§ **Data for this task**:
[BEGIN]
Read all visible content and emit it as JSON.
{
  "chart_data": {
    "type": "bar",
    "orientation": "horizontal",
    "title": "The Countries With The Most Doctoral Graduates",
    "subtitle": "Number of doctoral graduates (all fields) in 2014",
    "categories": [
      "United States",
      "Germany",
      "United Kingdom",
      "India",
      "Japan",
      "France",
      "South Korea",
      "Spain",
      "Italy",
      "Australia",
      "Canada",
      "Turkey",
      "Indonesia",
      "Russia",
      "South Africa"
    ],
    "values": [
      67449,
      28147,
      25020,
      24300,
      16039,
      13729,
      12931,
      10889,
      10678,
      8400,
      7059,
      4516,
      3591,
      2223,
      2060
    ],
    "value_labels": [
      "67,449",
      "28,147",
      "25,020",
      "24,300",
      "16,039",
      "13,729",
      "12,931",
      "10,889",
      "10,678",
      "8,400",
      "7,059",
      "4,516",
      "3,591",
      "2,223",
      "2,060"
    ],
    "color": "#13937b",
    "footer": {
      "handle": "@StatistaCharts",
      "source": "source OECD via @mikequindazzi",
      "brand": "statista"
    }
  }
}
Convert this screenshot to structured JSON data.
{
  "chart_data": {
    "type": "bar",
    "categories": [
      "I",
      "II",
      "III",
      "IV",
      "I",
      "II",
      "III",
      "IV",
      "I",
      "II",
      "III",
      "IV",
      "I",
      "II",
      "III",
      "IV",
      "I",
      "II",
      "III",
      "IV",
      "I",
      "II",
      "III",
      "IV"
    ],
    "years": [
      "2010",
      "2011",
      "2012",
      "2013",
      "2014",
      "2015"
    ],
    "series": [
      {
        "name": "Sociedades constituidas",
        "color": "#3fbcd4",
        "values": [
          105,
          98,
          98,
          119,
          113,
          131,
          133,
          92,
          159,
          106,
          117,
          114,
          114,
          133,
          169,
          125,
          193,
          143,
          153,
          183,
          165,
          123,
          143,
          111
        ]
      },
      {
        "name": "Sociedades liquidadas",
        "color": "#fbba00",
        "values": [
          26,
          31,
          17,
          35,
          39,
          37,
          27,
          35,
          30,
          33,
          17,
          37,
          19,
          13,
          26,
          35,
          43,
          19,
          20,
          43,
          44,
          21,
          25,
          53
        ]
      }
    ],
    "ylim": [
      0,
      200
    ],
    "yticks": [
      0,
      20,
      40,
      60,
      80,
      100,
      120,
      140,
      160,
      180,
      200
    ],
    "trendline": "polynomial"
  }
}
[END]
§ **Exercise prompt**: Examine the listing and say how many of its lines contain the string "color". Give the number alone.

§ **Solution for this problem**: 3